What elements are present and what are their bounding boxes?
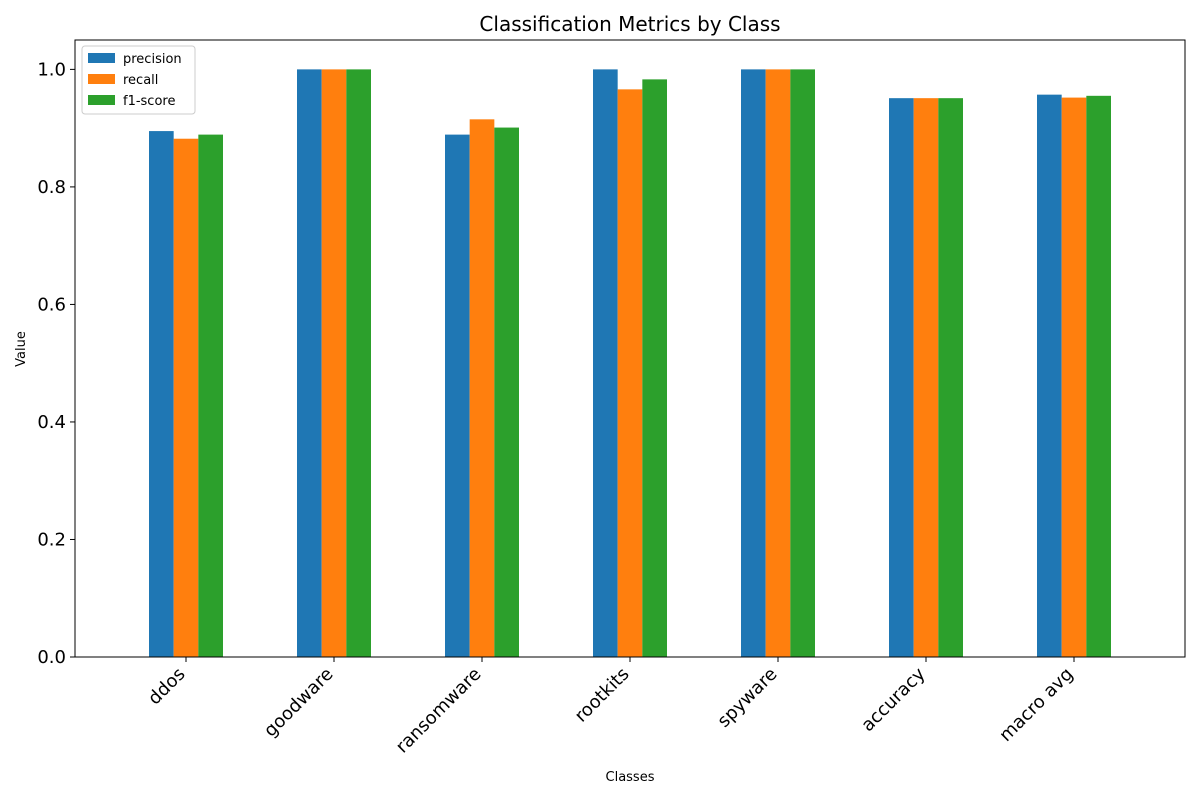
- legend-swatch-recall: [88, 74, 115, 84]
- bar-precision-rootkits: [593, 69, 618, 657]
- legend-label-precision: precision: [123, 52, 182, 67]
- bar-f1-score-macro-avg: [1086, 95, 1111, 657]
- bar-recall-rootkits: [617, 89, 643, 658]
- x-tick-label-goodware: goodware: [260, 664, 338, 742]
- x-tick-label-macro-avg: macro avg: [995, 664, 1077, 746]
- y-tick-label: 0.6: [37, 294, 66, 315]
- bar-precision-macro-avg: [1037, 94, 1062, 657]
- x-tick-label-rootkits: rootkits: [571, 664, 634, 727]
- y-tick-label: 0.0: [37, 647, 66, 668]
- y-axis-label: Value: [14, 331, 29, 367]
- bar-f1-score-spyware: [790, 69, 815, 657]
- bar-recall-spyware: [765, 69, 791, 657]
- bar-recall-goodware: [321, 69, 347, 657]
- bar-precision-spyware: [741, 69, 766, 657]
- bar-f1-score-goodware: [346, 69, 371, 657]
- x-tick-label-accuracy: accuracy: [857, 663, 930, 736]
- x-tick-label-ransomware: ransomware: [392, 664, 486, 758]
- y-tick-label: 1.0: [37, 59, 66, 80]
- bar-recall-ransomware: [469, 119, 495, 657]
- bar-f1-score-ddos: [198, 134, 223, 658]
- bar-f1-score-ransomware: [494, 127, 519, 657]
- bar-precision-goodware: [297, 69, 322, 657]
- bars-layer: [149, 69, 1111, 658]
- bar-f1-score-accuracy: [938, 98, 963, 658]
- x-tick-label-ddos: ddos: [144, 664, 189, 709]
- legend: precision recall f1-score: [81, 45, 196, 115]
- y-tick-label: 0.4: [37, 412, 66, 433]
- bar-recall-ddos: [173, 138, 199, 658]
- bar-recall-macro-avg: [1061, 97, 1087, 658]
- x-axis-label: Classes: [606, 770, 655, 785]
- y-tick-label: 0.8: [37, 177, 66, 198]
- chart-title: Classification Metrics by Class: [479, 12, 780, 36]
- legend-label-recall: recall: [123, 73, 158, 88]
- bar-recall-accuracy: [913, 98, 939, 658]
- bar-precision-accuracy: [889, 98, 914, 658]
- legend-label-f1-score: f1-score: [123, 94, 175, 109]
- legend-swatch-f1-score: [88, 95, 115, 105]
- bar-precision-ddos: [149, 131, 174, 657]
- bar-precision-ransomware: [445, 134, 470, 658]
- x-tick-label-spyware: spyware: [713, 664, 781, 732]
- legend-swatch-precision: [88, 53, 115, 63]
- bar-f1-score-rootkits: [642, 79, 667, 658]
- y-tick-label: 0.2: [37, 529, 66, 550]
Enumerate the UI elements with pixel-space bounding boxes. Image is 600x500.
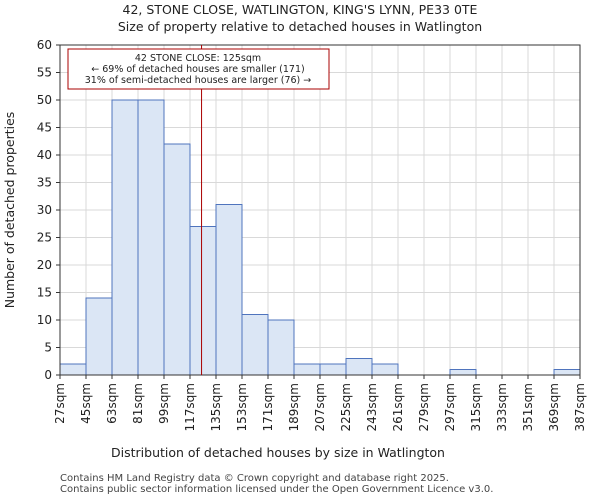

■ Instructions to follow ■
Write out the entries again with "goodware" swapped for "benignware" everywhere, keeping everything else the same and leaving the pictures out.

■ Answer for this exercise ■
What elements are present and what are their bounding boxes?
- legend-swatch-recall: [88, 74, 115, 84]
- bar-precision-rootkits: [593, 69, 618, 657]
- legend-label-precision: precision: [123, 52, 182, 67]
- bar-f1-score-macro-avg: [1086, 95, 1111, 657]
- bar-recall-rootkits: [617, 89, 643, 658]
- x-tick-label-benignware: benignware: [260, 664, 338, 742]
- x-tick-label-macro-avg: macro avg: [995, 664, 1077, 746]
- y-tick-label: 0.6: [37, 294, 66, 315]
- bar-precision-macro-avg: [1037, 94, 1062, 657]
- x-tick-label-rootkits: rootkits: [571, 664, 634, 727]
- y-tick-label: 0.0: [37, 647, 66, 668]
- y-axis-label: Value: [14, 331, 29, 367]
- bar-f1-score-spyware: [790, 69, 815, 657]
- bar-recall-spyware: [765, 69, 791, 657]
- bar-recall-benignware: [321, 69, 347, 657]
- bar-precision-spyware: [741, 69, 766, 657]
- bar-f1-score-benignware: [346, 69, 371, 657]
- x-tick-label-accuracy: accuracy: [857, 663, 930, 736]
- x-tick-label-ransomware: ransomware: [392, 664, 486, 758]
- y-tick-label: 1.0: [37, 59, 66, 80]
- bar-recall-ransomware: [469, 119, 495, 657]
- bar-f1-score-ddos: [198, 134, 223, 658]
- bar-f1-score-ransomware: [494, 127, 519, 657]
- bar-precision-benignware: [297, 69, 322, 657]
- bars-layer: [149, 69, 1111, 658]
- bar-f1-score-accuracy: [938, 98, 963, 658]
- x-tick-label-ddos: ddos: [144, 664, 189, 709]
- legend: precision recall f1-score: [81, 45, 196, 115]
- y-tick-label: 0.4: [37, 412, 66, 433]
- bar-recall-ddos: [173, 138, 199, 658]
- bar-recall-macro-avg: [1061, 97, 1087, 658]
- x-axis-label: Classes: [606, 770, 655, 785]
- y-tick-label: 0.8: [37, 177, 66, 198]
- chart-title: Classification Metrics by Class: [479, 12, 780, 36]
- legend-label-recall: recall: [123, 73, 158, 88]
- bar-recall-accuracy: [913, 98, 939, 658]
- bar-precision-accuracy: [889, 98, 914, 658]
- legend-label-f1-score: f1-score: [123, 94, 175, 109]
- legend-swatch-f1-score: [88, 95, 115, 105]
- bar-precision-ddos: [149, 131, 174, 657]
- bar-precision-ransomware: [445, 134, 470, 658]
- x-tick-label-spyware: spyware: [713, 664, 781, 732]
- legend-swatch-precision: [88, 53, 115, 63]
- bar-f1-score-rootkits: [642, 79, 667, 658]
- y-tick-label: 0.2: [37, 529, 66, 550]
Enumerate the UI elements with pixel-space bounding boxes. Image is 600x500.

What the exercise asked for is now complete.